- _Verilen Görev A_
Aşağıdaki metinde kaybın nereden anlaşılabileceğini soran cümlede sayılan ihtimallerin tamamını sıralayınız.

- _Metin_
********
15 Ekim 2021 Cuma

Kayıp

Kaybın kayıp olduğu ne zaman, nasıl anlaşılır?

Sıcaklığından mı soğukluğundan mı yoksa ağırlığından mı ya da hafifliğinden mi anlaşılır?

En son ihtimal bıraktığınız yerde bulamadığınız zaman anlarsınız sanırım.

Misal geçen yağmur yağmıştı ve ben şemsiyemi çantamda bulamadığımda anladım şemsiyemi kaybettiğimi..

Oysa en son oraya bıraktım diye hatırlıyordum ama maalesef bulamadım.

bu arada yağmur da epey bir şiddetli yağmaya başladı ve benim acilen bir şemsiye almam gerekti doğal olarak.

tabii kullan at olarak kullanılan şeyleri sevemediğim için 10 tl ye satılan şemsiyelerden uzak durdum ve iyi bir şemsiye bulabilmek için etrafıma bakındım. O sırada iyi bir şemsiye bulmanın pek de kolay olmadığını anladım.

Düşünüyor insan o anda, şemsiyenin rengi dokusu nasıl olmalı, şemsiyeyi tuttuğunda tutamağı tam olarak elini kavramalı, kayıp gitmemeli, kolay taşınabilmeli. En önemlisi de fırtınaya tutulduğunda gelen bir rüzgarda ters dönmemeli, seni yarı yolda bırakmamalı.

Tabi ben bunları düşünene kadar yağmur dindi ve ben sırılsıklam olduğumla kaldım. Sonuç olarak şemsiyenin yokluğundan biraz burun akıntısı biraz da kırıklık kaldı. 

Sanırım geçer bir kaç güne..

Yer ile yeksan, ıslak saçlı, kem gözlü
Kavim göçlerinden bu yana ağlayan
Ve durmadan
Cep kanyağı yakıcılığında ezgiler
Çalan, çaldıran, yakalatan
Adı bende gizli bir kadındı İstanbul
Şehre bir yağmur yağdı
Ben ağladım
Sevilirken ayrılmak mı kaldı Bizanstan
Yalan dolan yoktu gözlerde sadece ses
Verilen sözler birdi edilen yeminler sıfır
Eşyalar alındı fotoğraflar söküldü yerlerinden
Bir aşkın izlerini yok edecek be başka aşk
Sipariş edildi yeniden
Bir şehre yağmur yağdı
Ben ağladım
Kim daha çok yalan söndürdü çay bardaklarında
Hangisi talandı demli öpücüklerin
Ve buğularda yitirilen kimin adıydı
Bir aşktan diğerine kaç saate gidiliyordu
Soyulur muydu kabuğu hayatın
Yoksa bütün vitamini kabuğunda mıydı
Yağmur şehre bir yağdı
Ben ağladım
Ben giderken ençok seni götürdüm
Aklımın nakliyesiydi asıl yoran taşıyıcıları
Yardan düşmüştüm yaralarım yardan armağandı
Kutsal kitabımdı ziyan edilmiş sevgililer atlası
Ben sevmeyi beceremedim belki de sevilmeyi
Benim sevmeye engel evcil acılarım lazm
Ben yağmur ağladım bir şehre yağdı
Ben şehre ağladım bir yağmur yağdı
Ben bir ağladım şehre yağmur yağdı
Ben
Yağmur
Ağladım



20 Mart 2020 Cuma

all we need

ilginç zamanlardan geçiyoruz.
********
- _Verilen Görev B_
Aşağıdaki kayıtlarda "data" dizesini içeren satır sayısını belirtiniz ve yalnızca sayıyı yazınız. Büyük ve küçük harf ayrımı gözetilmelidir.

- _İşlenecek Kayıtlar_
********
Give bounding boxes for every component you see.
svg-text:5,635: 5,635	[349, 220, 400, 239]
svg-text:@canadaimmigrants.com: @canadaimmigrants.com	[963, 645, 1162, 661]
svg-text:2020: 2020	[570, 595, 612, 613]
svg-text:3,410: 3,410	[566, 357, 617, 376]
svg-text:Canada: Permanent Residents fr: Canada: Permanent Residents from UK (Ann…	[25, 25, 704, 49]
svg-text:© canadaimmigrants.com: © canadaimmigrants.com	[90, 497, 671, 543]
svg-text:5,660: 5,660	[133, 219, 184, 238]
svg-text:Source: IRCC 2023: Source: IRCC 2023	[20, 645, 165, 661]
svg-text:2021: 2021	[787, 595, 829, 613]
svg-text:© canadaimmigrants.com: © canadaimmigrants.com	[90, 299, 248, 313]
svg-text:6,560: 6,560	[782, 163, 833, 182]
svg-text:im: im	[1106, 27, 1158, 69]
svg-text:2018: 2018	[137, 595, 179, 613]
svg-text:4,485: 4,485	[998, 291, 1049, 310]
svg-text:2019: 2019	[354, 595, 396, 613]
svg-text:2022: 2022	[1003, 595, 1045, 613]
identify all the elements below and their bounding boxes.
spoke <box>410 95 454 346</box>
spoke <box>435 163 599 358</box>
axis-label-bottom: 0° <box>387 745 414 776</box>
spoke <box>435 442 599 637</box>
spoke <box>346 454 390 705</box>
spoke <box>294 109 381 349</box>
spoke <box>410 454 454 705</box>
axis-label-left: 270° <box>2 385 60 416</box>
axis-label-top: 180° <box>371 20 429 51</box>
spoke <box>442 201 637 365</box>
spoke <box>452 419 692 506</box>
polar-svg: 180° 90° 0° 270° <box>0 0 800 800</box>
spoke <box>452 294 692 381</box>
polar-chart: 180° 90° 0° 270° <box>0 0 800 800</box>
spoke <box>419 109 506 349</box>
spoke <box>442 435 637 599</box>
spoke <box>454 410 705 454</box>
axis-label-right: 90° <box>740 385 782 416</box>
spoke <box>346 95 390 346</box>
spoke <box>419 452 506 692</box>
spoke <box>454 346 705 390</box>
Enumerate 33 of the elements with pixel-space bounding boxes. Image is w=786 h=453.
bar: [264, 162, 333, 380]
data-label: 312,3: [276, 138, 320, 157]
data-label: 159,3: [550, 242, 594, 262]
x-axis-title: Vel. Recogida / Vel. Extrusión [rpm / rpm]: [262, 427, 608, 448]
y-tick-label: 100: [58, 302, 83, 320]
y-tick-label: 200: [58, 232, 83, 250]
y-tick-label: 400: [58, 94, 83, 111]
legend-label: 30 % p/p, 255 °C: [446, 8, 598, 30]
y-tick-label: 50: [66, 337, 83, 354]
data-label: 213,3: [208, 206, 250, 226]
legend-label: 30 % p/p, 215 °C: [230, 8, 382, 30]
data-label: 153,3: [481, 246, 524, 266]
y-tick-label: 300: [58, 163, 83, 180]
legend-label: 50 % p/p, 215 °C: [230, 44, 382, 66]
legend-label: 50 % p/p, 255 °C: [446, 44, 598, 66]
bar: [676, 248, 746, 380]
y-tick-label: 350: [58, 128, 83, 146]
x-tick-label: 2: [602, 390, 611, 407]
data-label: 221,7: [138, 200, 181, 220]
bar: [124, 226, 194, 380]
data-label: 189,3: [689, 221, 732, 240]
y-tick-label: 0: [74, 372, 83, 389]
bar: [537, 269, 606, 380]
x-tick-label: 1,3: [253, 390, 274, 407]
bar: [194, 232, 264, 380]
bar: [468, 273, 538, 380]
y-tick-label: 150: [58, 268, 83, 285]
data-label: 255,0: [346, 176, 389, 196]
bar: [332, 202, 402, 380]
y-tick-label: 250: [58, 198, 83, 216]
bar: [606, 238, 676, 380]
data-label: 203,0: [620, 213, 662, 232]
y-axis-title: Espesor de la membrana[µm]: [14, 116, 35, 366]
********
- _Yazılı Yanıt A_
Sıcaklığından, soğukluğundan, ağırlığından, hafifliğinden.

- _Yazılı Yanıt B_
8